## Start
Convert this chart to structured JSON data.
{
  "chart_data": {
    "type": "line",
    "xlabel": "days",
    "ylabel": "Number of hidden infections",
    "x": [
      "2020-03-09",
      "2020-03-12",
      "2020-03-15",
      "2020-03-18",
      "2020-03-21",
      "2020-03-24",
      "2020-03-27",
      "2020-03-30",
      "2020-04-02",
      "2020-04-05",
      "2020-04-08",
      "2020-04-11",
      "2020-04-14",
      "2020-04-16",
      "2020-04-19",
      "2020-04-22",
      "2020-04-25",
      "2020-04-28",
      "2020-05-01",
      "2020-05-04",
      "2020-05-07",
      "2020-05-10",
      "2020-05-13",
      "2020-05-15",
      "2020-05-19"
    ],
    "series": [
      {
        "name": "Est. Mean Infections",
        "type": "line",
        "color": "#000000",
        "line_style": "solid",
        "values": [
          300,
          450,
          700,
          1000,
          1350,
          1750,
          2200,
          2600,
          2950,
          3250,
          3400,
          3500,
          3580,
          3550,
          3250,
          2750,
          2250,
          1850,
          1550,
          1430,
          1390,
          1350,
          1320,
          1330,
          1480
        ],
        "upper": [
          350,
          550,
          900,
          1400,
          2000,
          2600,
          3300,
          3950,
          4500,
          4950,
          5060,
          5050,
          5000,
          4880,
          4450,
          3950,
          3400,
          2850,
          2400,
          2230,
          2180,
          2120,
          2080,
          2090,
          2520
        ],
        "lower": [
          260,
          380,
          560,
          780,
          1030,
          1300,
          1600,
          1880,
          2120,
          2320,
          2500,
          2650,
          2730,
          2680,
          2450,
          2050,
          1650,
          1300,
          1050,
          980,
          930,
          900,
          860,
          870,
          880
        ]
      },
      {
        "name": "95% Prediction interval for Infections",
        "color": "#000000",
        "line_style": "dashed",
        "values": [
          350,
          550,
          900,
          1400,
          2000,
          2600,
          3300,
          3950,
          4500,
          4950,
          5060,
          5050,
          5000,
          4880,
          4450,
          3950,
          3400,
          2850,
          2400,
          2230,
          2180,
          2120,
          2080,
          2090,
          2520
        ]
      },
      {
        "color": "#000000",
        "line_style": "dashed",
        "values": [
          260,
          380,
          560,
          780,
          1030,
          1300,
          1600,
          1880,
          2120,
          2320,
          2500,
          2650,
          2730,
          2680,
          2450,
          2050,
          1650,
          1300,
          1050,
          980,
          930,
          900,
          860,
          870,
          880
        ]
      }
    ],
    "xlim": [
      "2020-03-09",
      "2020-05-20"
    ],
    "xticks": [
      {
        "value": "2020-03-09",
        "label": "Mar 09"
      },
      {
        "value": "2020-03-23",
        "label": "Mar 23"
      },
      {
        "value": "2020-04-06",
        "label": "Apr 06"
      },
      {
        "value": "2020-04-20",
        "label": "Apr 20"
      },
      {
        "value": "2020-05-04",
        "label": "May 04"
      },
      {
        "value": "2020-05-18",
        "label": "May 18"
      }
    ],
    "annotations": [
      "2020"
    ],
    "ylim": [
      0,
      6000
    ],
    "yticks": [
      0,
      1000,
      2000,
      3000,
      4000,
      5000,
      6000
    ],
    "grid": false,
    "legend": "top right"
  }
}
## End
[WHAT NEEDS TO BE DONE]
Each line above is to be repeated exactly.

[EXPECTED ANSWER]
Convert this chart to structured JSON data.
{
  "chart_data": {
    "type": "line",
    "xlabel": "days",
    "ylabel": "Number of hidden infections",
    "x": [
      "2020-03-09",
      "2020-03-12",
      "2020-03-15",
      "2020-03-18",
      "2020-03-21",
      "2020-03-24",
      "2020-03-27",
      "2020-03-30",
      "2020-04-02",
      "2020-04-05",
      "2020-04-08",
      "2020-04-11",
      "2020-04-14",
      "2020-04-16",
      "2020-04-19",
      "2020-04-22",
      "2020-04-25",
      "2020-04-28",
      "2020-05-01",
      "2020-05-04",
      "2020-05-07",
      "2020-05-10",
      "2020-05-13",
      "2020-05-15",
      "2020-05-19"
    ],
    "series": [
      {
        "name": "Est. Mean Infections",
        "type": "line",
        "color": "#000000",
        "line_style": "solid",
        "values": [
          300,
          450,
          700,
          1000,
          1350,
          1750,
          2200,
          2600,
          2950,
          3250,
          3400,
          3500,
          3580,
          3550,
          3250,
          2750,
          2250,
          1850,
          1550,
          1430,
          1390,
          1350,
          1320,
          1330,
          1480
        ],
        "upper": [
          350,
          550,
          900,
          1400,
          2000,
          2600,
          3300,
          3950,
          4500,
          4950,
          5060,
          5050,
          5000,
          4880,
          4450,
          3950,
          3400,
          2850,
          2400,
          2230,
          2180,
          2120,
          2080,
          2090,
          2520
        ],
        "lower": [
          260,
          380,
          560,
          780,
          1030,
          1300,
          1600,
          1880,
          2120,
          2320,
          2500,
          2650,
          2730,
          2680,
          2450,
          2050,
          1650,
          1300,
          1050,
          980,
          930,
          900,
          860,
          870,
          880
        ]
      },
      {
        "name": "95% Prediction interval for Infections",
        "color": "#000000",
        "line_style": "dashed",
        "values": [
          350,
          550,
          900,
          1400,
          2000,
          2600,
          3300,
          3950,
          4500,
          4950,
          5060,
          5050,
          5000,
          4880,
          4450,
          3950,
          3400,
          2850,
          2400,
          2230,
          2180,
          2120,
          2080,
          2090,
          2520
        ]
      },
      {
        "color": "#000000",
        "line_style": "dashed",
        "values": [
          260,
          380,
          560,
          780,
          1030,
          1300,
          1600,
          1880,
          2120,
          2320,
          2500,
          2650,
          2730,
          2680,
          2450,
          2050,
          1650,
          1300,
          1050,
          980,
          930,
          900,
          860,
          870,
          880
        ]
      }
    ],
    "xlim": [
      "2020-03-09",
      "2020-05-20"
    ],
    "xticks": [
      {
        "value": "2020-03-09",
        "label": "Mar 09"
      },
      {
        "value": "2020-03-23",
        "label": "Mar 23"
      },
      {
        "value": "2020-04-06",
        "label": "Apr 06"
      },
      {
        "value": "2020-04-20",
        "label": "Apr 20"
      },
      {
        "value": "2020-05-04",
        "label": "May 04"
      },
      {
        "value": "2020-05-18",
        "label": "May 18"
      }
    ],
    "annotations": [
      "2020"
    ],
    "ylim": [
      0,
      6000
    ],
    "yticks": [
      0,
      1000,
      2000,
      3000,
      4000,
      5000,
      6000
    ],
    "grid": false,
    "legend": "top right"
  }
}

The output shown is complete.